* _WHAT YOU WILL DO_:
From the listing below, pull out every line where the string "structure" appears.
━━ INFORMATION PROVIDED
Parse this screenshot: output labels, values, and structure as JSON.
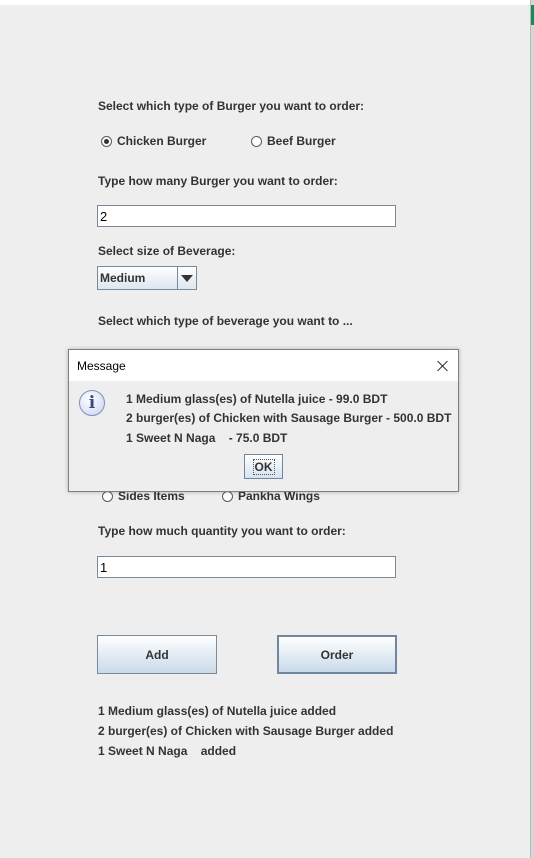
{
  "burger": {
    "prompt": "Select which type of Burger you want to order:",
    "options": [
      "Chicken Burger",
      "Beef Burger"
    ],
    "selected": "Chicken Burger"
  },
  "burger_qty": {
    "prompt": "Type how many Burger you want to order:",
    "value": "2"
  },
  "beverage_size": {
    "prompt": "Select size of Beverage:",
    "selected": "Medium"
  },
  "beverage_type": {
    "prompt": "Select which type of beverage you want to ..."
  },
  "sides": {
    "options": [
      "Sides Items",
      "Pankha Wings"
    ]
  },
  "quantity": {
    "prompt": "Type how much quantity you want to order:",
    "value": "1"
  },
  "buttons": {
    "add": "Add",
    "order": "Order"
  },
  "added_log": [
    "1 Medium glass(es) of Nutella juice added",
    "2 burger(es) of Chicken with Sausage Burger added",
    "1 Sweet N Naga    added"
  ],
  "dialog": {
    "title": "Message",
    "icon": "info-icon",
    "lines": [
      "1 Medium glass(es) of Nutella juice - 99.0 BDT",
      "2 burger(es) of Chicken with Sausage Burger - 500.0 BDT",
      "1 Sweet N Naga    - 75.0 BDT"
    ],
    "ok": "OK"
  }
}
━━━━
━━ INFORMATION PROVIDED
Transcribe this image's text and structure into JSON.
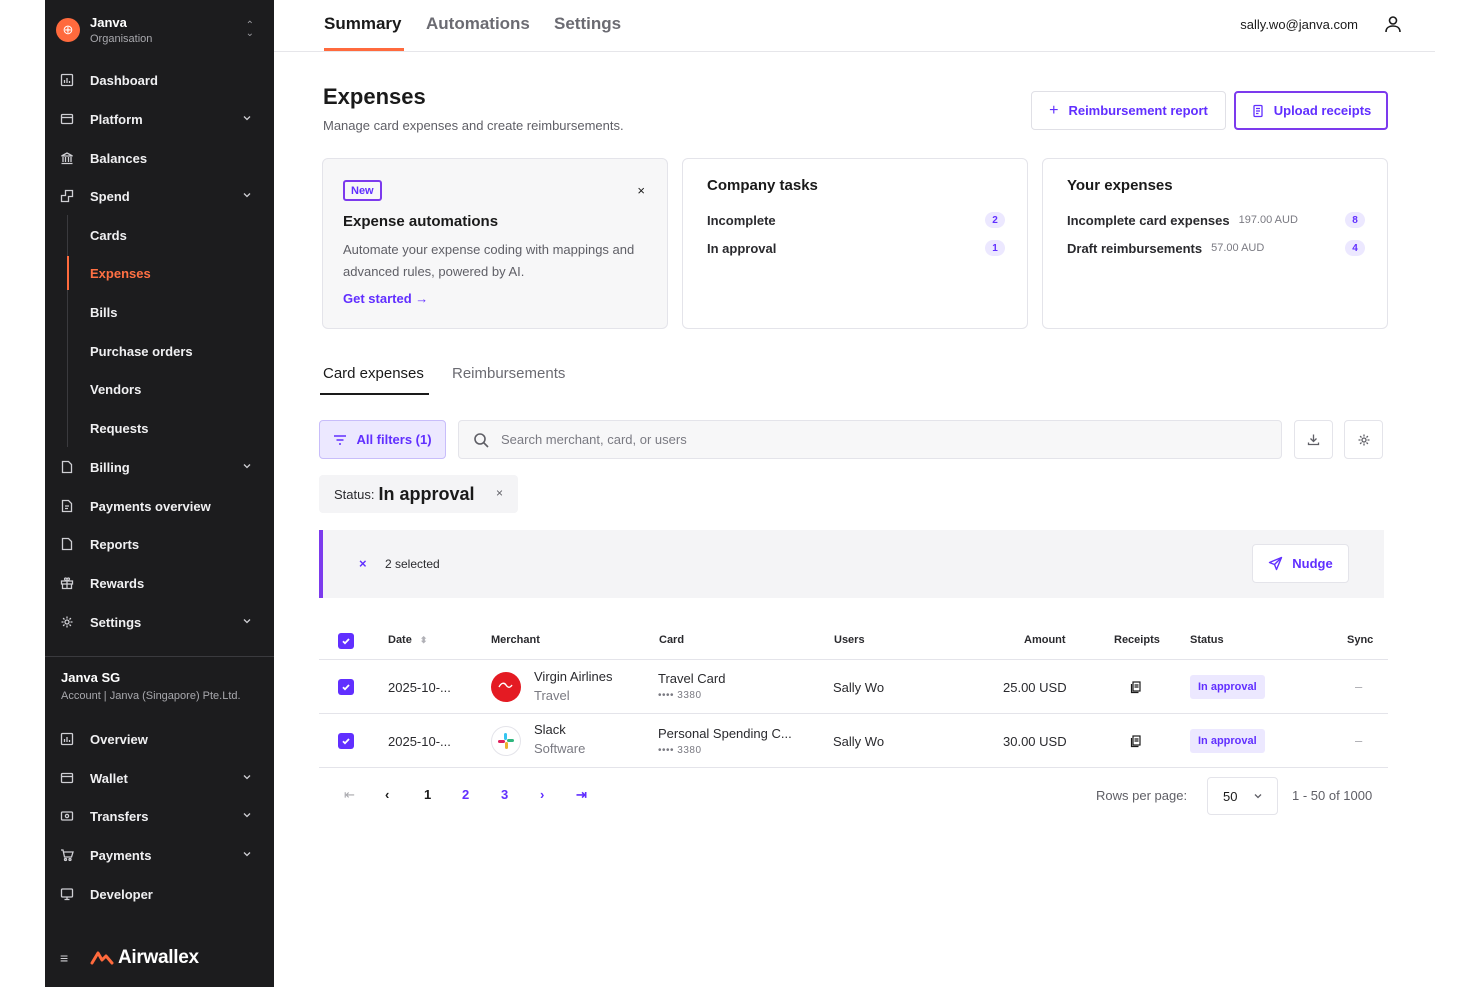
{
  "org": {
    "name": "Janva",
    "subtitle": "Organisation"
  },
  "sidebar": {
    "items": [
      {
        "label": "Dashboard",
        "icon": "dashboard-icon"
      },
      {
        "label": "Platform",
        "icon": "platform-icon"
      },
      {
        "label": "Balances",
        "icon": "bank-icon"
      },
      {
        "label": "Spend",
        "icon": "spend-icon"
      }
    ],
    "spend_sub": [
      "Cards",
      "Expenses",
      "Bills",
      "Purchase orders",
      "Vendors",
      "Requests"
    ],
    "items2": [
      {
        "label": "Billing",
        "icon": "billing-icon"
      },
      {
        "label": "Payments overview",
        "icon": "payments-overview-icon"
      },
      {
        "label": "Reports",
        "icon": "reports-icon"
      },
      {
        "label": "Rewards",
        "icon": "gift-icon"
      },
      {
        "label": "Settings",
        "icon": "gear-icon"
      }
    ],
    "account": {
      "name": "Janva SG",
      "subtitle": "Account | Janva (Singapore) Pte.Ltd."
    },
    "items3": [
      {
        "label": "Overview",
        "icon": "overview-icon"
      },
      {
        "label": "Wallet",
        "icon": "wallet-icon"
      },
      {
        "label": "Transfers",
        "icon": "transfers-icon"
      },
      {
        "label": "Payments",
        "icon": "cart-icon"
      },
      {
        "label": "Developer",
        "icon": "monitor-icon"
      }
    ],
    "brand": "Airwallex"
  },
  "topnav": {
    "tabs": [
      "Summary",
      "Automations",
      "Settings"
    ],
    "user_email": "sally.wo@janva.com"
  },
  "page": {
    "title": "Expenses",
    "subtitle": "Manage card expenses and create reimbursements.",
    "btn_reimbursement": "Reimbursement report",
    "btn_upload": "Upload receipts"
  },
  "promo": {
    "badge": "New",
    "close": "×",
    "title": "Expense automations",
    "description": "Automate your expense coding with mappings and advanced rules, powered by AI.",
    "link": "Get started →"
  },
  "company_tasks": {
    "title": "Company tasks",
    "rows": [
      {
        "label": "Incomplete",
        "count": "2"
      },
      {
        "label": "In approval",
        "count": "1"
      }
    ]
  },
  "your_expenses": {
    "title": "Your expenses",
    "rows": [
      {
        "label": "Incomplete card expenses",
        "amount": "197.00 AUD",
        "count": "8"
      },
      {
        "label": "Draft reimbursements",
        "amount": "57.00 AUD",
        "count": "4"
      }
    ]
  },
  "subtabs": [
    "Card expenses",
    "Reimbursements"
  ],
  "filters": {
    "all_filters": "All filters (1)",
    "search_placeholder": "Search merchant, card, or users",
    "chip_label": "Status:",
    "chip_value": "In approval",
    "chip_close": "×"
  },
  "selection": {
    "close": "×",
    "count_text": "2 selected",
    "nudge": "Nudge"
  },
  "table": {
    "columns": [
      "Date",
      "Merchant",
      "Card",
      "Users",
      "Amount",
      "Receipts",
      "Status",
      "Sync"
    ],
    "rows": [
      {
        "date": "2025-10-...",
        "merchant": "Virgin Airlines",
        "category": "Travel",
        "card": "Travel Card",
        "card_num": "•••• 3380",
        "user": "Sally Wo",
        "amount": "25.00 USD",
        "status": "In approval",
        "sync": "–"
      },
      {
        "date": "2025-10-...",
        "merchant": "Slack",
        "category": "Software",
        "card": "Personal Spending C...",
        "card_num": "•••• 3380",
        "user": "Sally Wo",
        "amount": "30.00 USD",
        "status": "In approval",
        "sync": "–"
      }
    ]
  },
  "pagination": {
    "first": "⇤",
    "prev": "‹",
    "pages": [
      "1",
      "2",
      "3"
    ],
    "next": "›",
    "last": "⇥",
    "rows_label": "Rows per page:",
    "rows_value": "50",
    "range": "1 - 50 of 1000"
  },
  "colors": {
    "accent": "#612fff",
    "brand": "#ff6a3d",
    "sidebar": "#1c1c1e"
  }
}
━━━━
* _RESULT_:
Parse this screenshot: output labels, values, and structure as JSON.
Transcribe this image's text and structure into JSON.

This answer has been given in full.